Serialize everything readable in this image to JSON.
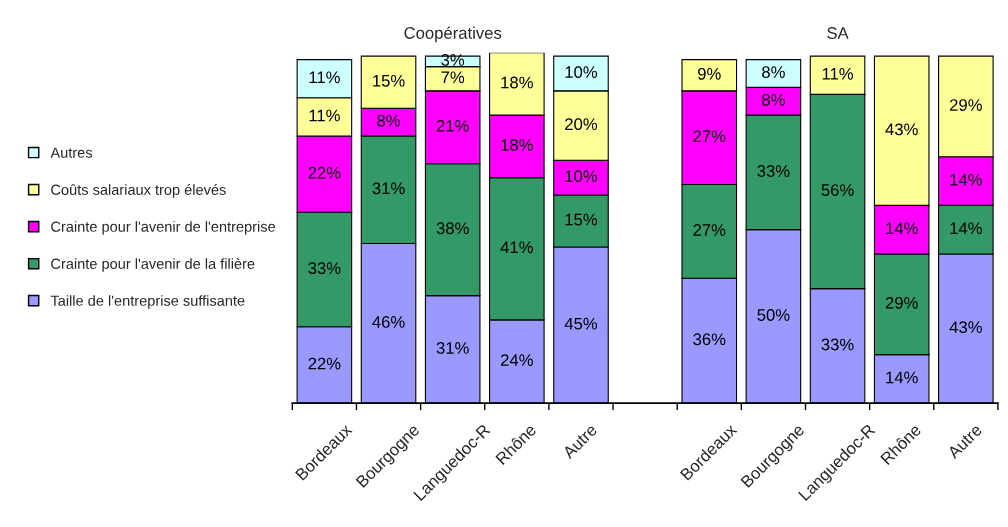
{
  "chart_data": {
    "type": "bar",
    "stacked": true,
    "categories": [
      "Bordeaux",
      "Bourgogne",
      "Languedoc-R",
      "Rhône",
      "Autre",
      null,
      "Bordeaux",
      "Bourgogne",
      "Languedoc-R",
      "Rhône",
      "Autre"
    ],
    "annotations": [
      "Coopératives",
      "SA"
    ],
    "legend": "left",
    "series": [
      {
        "name": "Taille de l'entreprise suffisante",
        "color": "#9999ff",
        "values": [
          22,
          46,
          31,
          24,
          45,
          null,
          36,
          50,
          33,
          14,
          43
        ],
        "value_labels": [
          "22%",
          "46%",
          "31%",
          "24%",
          "45%",
          null,
          "36%",
          "50%",
          "33%",
          "14%",
          "43%"
        ]
      },
      {
        "name": "Crainte pour l'avenir de la filière",
        "color": "#339966",
        "values": [
          33,
          31,
          38,
          41,
          15,
          null,
          27,
          33,
          56,
          29,
          14
        ],
        "value_labels": [
          "33%",
          "31%",
          "38%",
          "41%",
          "15%",
          null,
          "27%",
          "33%",
          "56%",
          "29%",
          "14%"
        ]
      },
      {
        "name": "Crainte pour l'avenir de l'entreprise",
        "color": "#ff00ff",
        "values": [
          22,
          8,
          21,
          18,
          10,
          null,
          27,
          8,
          null,
          14,
          14
        ],
        "value_labels": [
          "22%",
          "8%",
          "21%",
          "18%",
          "10%",
          null,
          "27%",
          "8%",
          null,
          "14%",
          "14%"
        ]
      },
      {
        "name": "Coûts salariaux trop élevés",
        "color": "#ffff99",
        "values": [
          11,
          15,
          7,
          18,
          20,
          null,
          9,
          null,
          11,
          43,
          29
        ],
        "value_labels": [
          "11%",
          "15%",
          "7%",
          "18%",
          "20%",
          null,
          "9%",
          null,
          "11%",
          "43%",
          "29%"
        ]
      },
      {
        "name": "Autres",
        "color": "#ccffff",
        "values": [
          11,
          null,
          3,
          null,
          10,
          null,
          null,
          8,
          null,
          null,
          null
        ],
        "value_labels": [
          "11%",
          null,
          "3%",
          null,
          "10%",
          null,
          null,
          "8%",
          null,
          null,
          null
        ]
      }
    ]
  }
}
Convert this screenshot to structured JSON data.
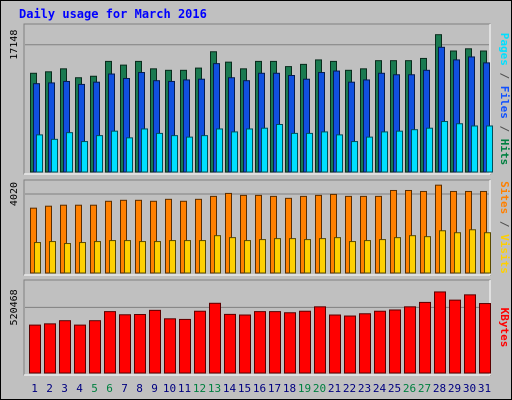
{
  "chart_data": {
    "type": "bar",
    "title": "Daily usage for March 2016",
    "categories": [
      "1",
      "2",
      "3",
      "4",
      "5",
      "6",
      "7",
      "8",
      "9",
      "10",
      "11",
      "12",
      "13",
      "14",
      "15",
      "16",
      "17",
      "18",
      "19",
      "20",
      "21",
      "22",
      "23",
      "24",
      "25",
      "26",
      "27",
      "28",
      "29",
      "30",
      "31"
    ],
    "weekend_days": [
      "5",
      "6",
      "12",
      "13",
      "19",
      "20",
      "26",
      "27"
    ],
    "panels": [
      {
        "id": "hits-files-pages",
        "ylabel_parts": [
          {
            "text": "Pages",
            "color": "#00e0ff"
          },
          {
            "text": " / ",
            "color": "#505050"
          },
          {
            "text": "Files",
            "color": "#1050ff"
          },
          {
            "text": " / ",
            "color": "#505050"
          },
          {
            "text": "Hits",
            "color": "#008040"
          }
        ],
        "ytick_label": "17148",
        "ymax": 17148,
        "ylim": [
          0,
          19400
        ],
        "series": [
          {
            "name": "Hits",
            "color": "#1a7a50",
            "values": [
              13300,
              13500,
              13900,
              12700,
              12900,
              14900,
              14400,
              14900,
              13900,
              13700,
              13700,
              14000,
              16200,
              14800,
              13900,
              14900,
              14900,
              14200,
              14500,
              15100,
              14900,
              13700,
              13900,
              15000,
              15000,
              15000,
              15300,
              18500,
              16300,
              16600,
              16300
            ]
          },
          {
            "name": "Files",
            "color": "#1050e0",
            "values": [
              11900,
              12000,
              12200,
              11800,
              12100,
              13200,
              12600,
              13400,
              12300,
              12200,
              12400,
              12500,
              14600,
              12700,
              12300,
              13300,
              13300,
              13000,
              12500,
              13400,
              13600,
              12100,
              12400,
              13300,
              13100,
              13100,
              13700,
              16800,
              15100,
              15500,
              14700
            ]
          },
          {
            "name": "Pages",
            "color": "#00e0ff",
            "values": [
              5000,
              4400,
              5300,
              4100,
              4900,
              5500,
              4600,
              5800,
              5200,
              4900,
              4700,
              4900,
              5800,
              5400,
              5800,
              5900,
              6400,
              5200,
              5200,
              5400,
              5000,
              4100,
              4700,
              5400,
              5500,
              5700,
              5900,
              6800,
              6500,
              6200,
              6200
            ]
          }
        ]
      },
      {
        "id": "visits-sites",
        "ylabel_parts": [
          {
            "text": "Sites",
            "color": "#ff8000"
          },
          {
            "text": " / ",
            "color": "#505050"
          },
          {
            "text": "Visits",
            "color": "#ffd000"
          }
        ],
        "ytick_label": "4020",
        "ymax": 4020,
        "ylim": [
          0,
          4530
        ],
        "series": [
          {
            "name": "Visits",
            "color": "#ff8000",
            "values": [
              3300,
              3400,
              3450,
              3450,
              3450,
              3650,
              3700,
              3700,
              3650,
              3750,
              3650,
              3750,
              3900,
              4050,
              3950,
              3950,
              3900,
              3800,
              3900,
              3950,
              4000,
              3900,
              3900,
              3900,
              4200,
              4200,
              4150,
              4470,
              4150,
              4150,
              4150
            ]
          },
          {
            "name": "Sites",
            "color": "#ffd000",
            "values": [
              1550,
              1600,
              1500,
              1550,
              1600,
              1650,
              1650,
              1600,
              1600,
              1650,
              1650,
              1650,
              1900,
              1800,
              1650,
              1700,
              1750,
              1750,
              1700,
              1750,
              1800,
              1600,
              1650,
              1700,
              1800,
              1900,
              1850,
              2150,
              2050,
              2200,
              2050
            ]
          }
        ]
      },
      {
        "id": "kbytes",
        "ylabel_parts": [
          {
            "text": "KBytes",
            "color": "#ff0000"
          }
        ],
        "ytick_label": "520468",
        "ymax": 520468,
        "ylim": [
          0,
          706000
        ],
        "series": [
          {
            "name": "KBytes",
            "color": "#ff0000",
            "values": [
              380000,
              390000,
              415000,
              380000,
              415000,
              487000,
              462000,
              464000,
              497000,
              430000,
              425000,
              490000,
              553000,
              465000,
              460000,
              487000,
              487000,
              478000,
              490000,
              525000,
              460000,
              452000,
              470000,
              490000,
              500000,
              525000,
              560000,
              643000,
              578000,
              620000,
              551000
            ]
          }
        ]
      }
    ],
    "colors": {
      "background": "#c0c0c0",
      "plot_background": "#c0c0c0",
      "title": "#0000ff",
      "day_label": "#000080",
      "weekend_label": "#008040"
    }
  }
}
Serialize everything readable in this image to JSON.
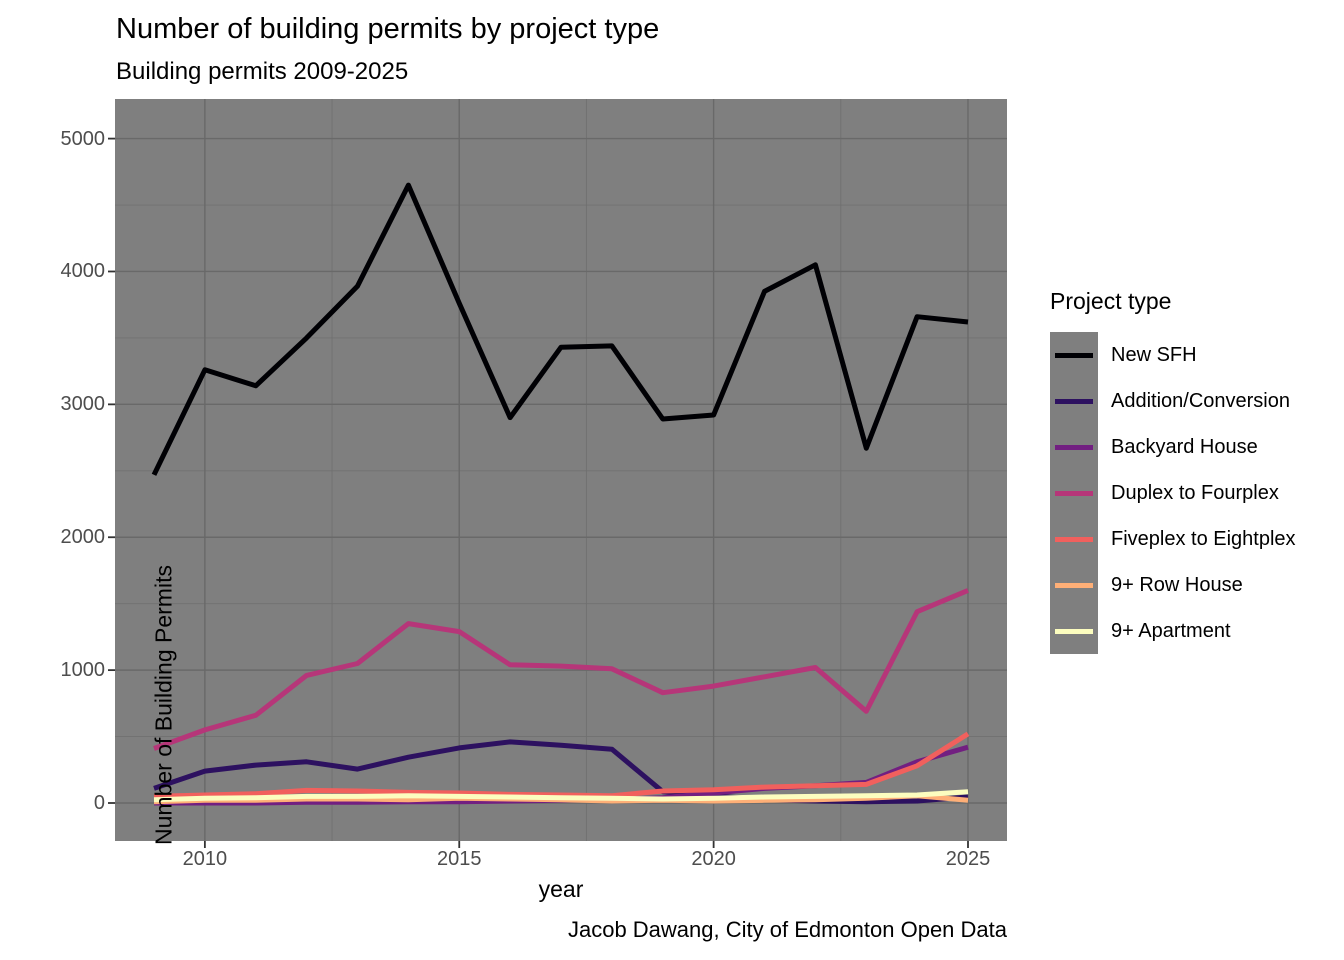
{
  "chart_data": {
    "type": "line",
    "title": "Number of building permits by project type",
    "subtitle": "Building permits 2009-2025",
    "caption": "Jacob Dawang, City of Edmonton Open Data",
    "xlabel": "year",
    "ylabel": "Number of Building Permits",
    "legend_title": "Project type",
    "legend_position": "right",
    "panel_bg": "#7F7F7F",
    "grid_major_color": "#696969",
    "grid_minor_color": "#707070",
    "tick_label_color": "#4D4D4D",
    "tick_mark_color": "#333333",
    "x": [
      2009,
      2010,
      2011,
      2012,
      2013,
      2014,
      2015,
      2016,
      2017,
      2018,
      2019,
      2020,
      2021,
      2022,
      2023,
      2024,
      2025
    ],
    "x_ticks": [
      2010,
      2015,
      2020,
      2025
    ],
    "y_ticks": [
      0,
      1000,
      2000,
      3000,
      4000,
      5000
    ],
    "x_minor_ticks": [
      2012.5,
      2017.5,
      2022.5
    ],
    "y_minor_ticks": [
      500,
      1500,
      2500,
      3500,
      4500
    ],
    "ylim": [
      0,
      5000
    ],
    "series": [
      {
        "name": "New SFH",
        "color": "#000004",
        "values": [
          2470,
          3260,
          3140,
          3500,
          3890,
          4650,
          3760,
          2900,
          3430,
          3440,
          2890,
          2920,
          3850,
          4050,
          2670,
          3660,
          3620
        ]
      },
      {
        "name": "Addition/Conversion",
        "color": "#2D1160",
        "values": [
          110,
          240,
          285,
          310,
          255,
          345,
          415,
          460,
          435,
          405,
          85,
          55,
          25,
          15,
          10,
          15,
          45
        ]
      },
      {
        "name": "Backyard House",
        "color": "#721F81",
        "values": [
          0,
          0,
          0,
          5,
          5,
          10,
          10,
          15,
          20,
          25,
          40,
          75,
          110,
          130,
          155,
          310,
          420
        ]
      },
      {
        "name": "Duplex to Fourplex",
        "color": "#B63679",
        "values": [
          410,
          550,
          660,
          960,
          1050,
          1350,
          1290,
          1040,
          1030,
          1010,
          830,
          880,
          950,
          1020,
          690,
          1440,
          1600
        ]
      },
      {
        "name": "Fiveplex to Eightplex",
        "color": "#F1605D",
        "values": [
          50,
          60,
          70,
          95,
          90,
          80,
          75,
          65,
          60,
          55,
          90,
          100,
          120,
          130,
          140,
          280,
          520
        ]
      },
      {
        "name": "9+ Row House",
        "color": "#FEAF77",
        "values": [
          10,
          20,
          20,
          30,
          30,
          25,
          35,
          30,
          25,
          15,
          20,
          15,
          20,
          25,
          35,
          55,
          20
        ]
      },
      {
        "name": "9+ Apartment",
        "color": "#FCFDBF",
        "values": [
          25,
          35,
          40,
          50,
          50,
          55,
          50,
          45,
          40,
          35,
          30,
          35,
          45,
          50,
          55,
          60,
          85
        ]
      }
    ]
  }
}
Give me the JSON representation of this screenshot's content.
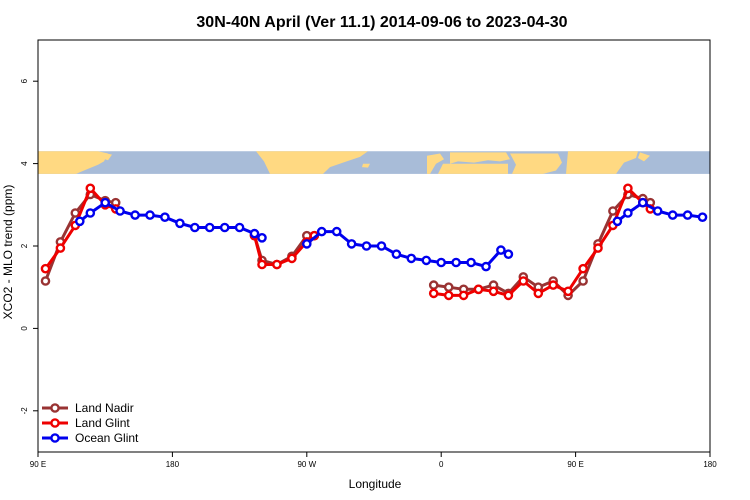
{
  "chart_data": {
    "type": "line",
    "title": "30N-40N April (Ver 11.1)   2014-09-06 to 2023-04-30",
    "xlabel": "Longitude",
    "ylabel": "XCO2 - MLO trend (ppm)",
    "xlim": [
      90,
      540
    ],
    "ylim": [
      -3,
      7
    ],
    "x_ticks": [
      {
        "value": 90,
        "label": "90 E"
      },
      {
        "value": 180,
        "label": "180"
      },
      {
        "value": 270,
        "label": "90 W"
      },
      {
        "value": 360,
        "label": "0"
      },
      {
        "value": 450,
        "label": "90 E"
      },
      {
        "value": 540,
        "label": "180"
      }
    ],
    "y_ticks": [
      {
        "value": -2,
        "label": "-2"
      },
      {
        "value": 0,
        "label": "0"
      },
      {
        "value": 2,
        "label": "2"
      },
      {
        "value": 4,
        "label": "4"
      },
      {
        "value": 6,
        "label": "6"
      }
    ],
    "grid": false,
    "legend_position": "bottom-left",
    "map_band": {
      "y_range": [
        3.75,
        4.3
      ],
      "ocean_color": "#a8bcd8",
      "land_color": "#ffd982"
    },
    "series": [
      {
        "name": "Land Nadir",
        "color": "#993333",
        "segments": [
          [
            [
              95,
              1.15
            ],
            [
              105,
              2.1
            ],
            [
              115,
              2.8
            ],
            [
              125,
              3.25
            ],
            [
              135,
              3.1
            ],
            [
              142,
              3.05
            ]
          ],
          [
            [
              235,
              2.25
            ],
            [
              240,
              1.65
            ],
            [
              250,
              1.55
            ],
            [
              260,
              1.75
            ],
            [
              270,
              2.25
            ],
            [
              275,
              2.25
            ]
          ],
          [
            [
              355,
              1.05
            ],
            [
              365,
              1.0
            ],
            [
              375,
              0.95
            ],
            [
              385,
              0.95
            ],
            [
              395,
              1.05
            ],
            [
              405,
              0.85
            ],
            [
              415,
              1.25
            ],
            [
              425,
              1.0
            ],
            [
              435,
              1.15
            ],
            [
              445,
              0.8
            ],
            [
              455,
              1.15
            ],
            [
              465,
              2.05
            ],
            [
              475,
              2.85
            ],
            [
              485,
              3.25
            ],
            [
              495,
              3.15
            ],
            [
              500,
              3.05
            ]
          ]
        ]
      },
      {
        "name": "Land Glint",
        "color": "#ee0000",
        "segments": [
          [
            [
              95,
              1.45
            ],
            [
              105,
              1.95
            ],
            [
              115,
              2.5
            ],
            [
              125,
              3.4
            ],
            [
              135,
              3.0
            ],
            [
              142,
              2.9
            ]
          ],
          [
            [
              235,
              2.25
            ],
            [
              240,
              1.55
            ],
            [
              250,
              1.55
            ],
            [
              260,
              1.7
            ],
            [
              270,
              2.1
            ],
            [
              275,
              2.25
            ]
          ],
          [
            [
              355,
              0.85
            ],
            [
              365,
              0.8
            ],
            [
              375,
              0.8
            ],
            [
              385,
              0.95
            ],
            [
              395,
              0.9
            ],
            [
              405,
              0.8
            ],
            [
              415,
              1.15
            ],
            [
              425,
              0.85
            ],
            [
              435,
              1.05
            ],
            [
              445,
              0.9
            ],
            [
              455,
              1.45
            ],
            [
              465,
              1.95
            ],
            [
              475,
              2.5
            ],
            [
              485,
              3.4
            ],
            [
              495,
              3.05
            ],
            [
              500,
              2.9
            ]
          ]
        ]
      },
      {
        "name": "Ocean Glint",
        "color": "#0000ee",
        "segments": [
          [
            [
              118,
              2.6
            ],
            [
              125,
              2.8
            ],
            [
              135,
              3.05
            ],
            [
              145,
              2.85
            ],
            [
              155,
              2.75
            ],
            [
              165,
              2.75
            ],
            [
              175,
              2.7
            ],
            [
              185,
              2.55
            ],
            [
              195,
              2.45
            ],
            [
              205,
              2.45
            ],
            [
              215,
              2.45
            ],
            [
              225,
              2.45
            ],
            [
              235,
              2.3
            ],
            [
              240,
              2.2
            ]
          ],
          [
            [
              270,
              2.05
            ],
            [
              280,
              2.35
            ],
            [
              290,
              2.35
            ],
            [
              300,
              2.05
            ],
            [
              310,
              2.0
            ],
            [
              320,
              2.0
            ],
            [
              330,
              1.8
            ],
            [
              340,
              1.7
            ],
            [
              350,
              1.65
            ],
            [
              360,
              1.6
            ],
            [
              370,
              1.6
            ],
            [
              380,
              1.6
            ],
            [
              390,
              1.5
            ],
            [
              400,
              1.9
            ],
            [
              405,
              1.8
            ]
          ],
          [
            [
              478,
              2.6
            ],
            [
              485,
              2.8
            ],
            [
              495,
              3.05
            ],
            [
              505,
              2.85
            ],
            [
              515,
              2.75
            ],
            [
              525,
              2.75
            ],
            [
              535,
              2.7
            ]
          ]
        ]
      }
    ]
  }
}
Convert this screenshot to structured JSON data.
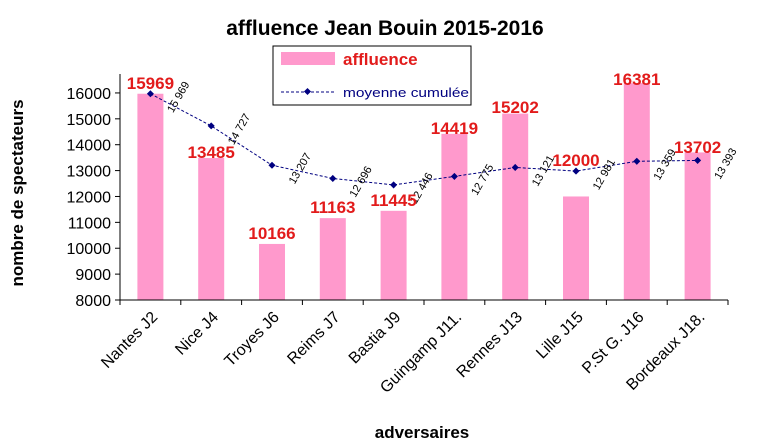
{
  "chart_data": {
    "type": "bar",
    "title": "affluence Jean Bouin 2015-2016",
    "xlabel": "adversaires",
    "ylabel": "nombre de spectateurs",
    "ylim": [
      8000,
      16500
    ],
    "yticks": [
      "8000",
      "9000",
      "10000",
      "11000",
      "12000",
      "13000",
      "14000",
      "15000",
      "16000"
    ],
    "categories": [
      "Nantes J2",
      "Nice J4",
      "Troyes J6",
      "Reims J7",
      "Bastia J9",
      "Guingamp J11.",
      "Rennes J13",
      "Lille J15",
      "P.St G. J16",
      "Bordeaux J18."
    ],
    "series": [
      {
        "name": "affluence",
        "type": "bar",
        "color": "#ff99cc",
        "values": [
          15969,
          13485,
          10166,
          11163,
          11445,
          14419,
          15202,
          12000,
          16381,
          13702
        ],
        "labels": [
          "15969",
          "13485",
          "10166",
          "11163",
          "11445",
          "14419",
          "15202",
          "12000",
          "16381",
          "13702"
        ]
      },
      {
        "name": "moyenne cumulée",
        "type": "line",
        "color": "#000080",
        "values": [
          15969,
          14727,
          13207,
          12696,
          12446,
          12775,
          13121,
          12981,
          13359,
          13393
        ],
        "labels": [
          "15 969",
          "14 727",
          "13 207",
          "12 696",
          "12 446",
          "12 775",
          "13 121",
          "12 981",
          "13 359",
          "13 393"
        ]
      }
    ],
    "legend": {
      "position": "top-center",
      "bar_label": "affluence",
      "line_label": "moyenne cumulée"
    },
    "grid": false
  }
}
****************************************
> [Exercise requirements]: Check each line of the entries above, and show every one holding the word "text".

> [The answer]:
            "text": "Pages",
            "text": " / ",
            "text": "Files",
            "text": " / ",
            "text": "Hits",
            "text": "Sites",
            "text": " / ",
            "text": "Visits",
            "text": "KBytes",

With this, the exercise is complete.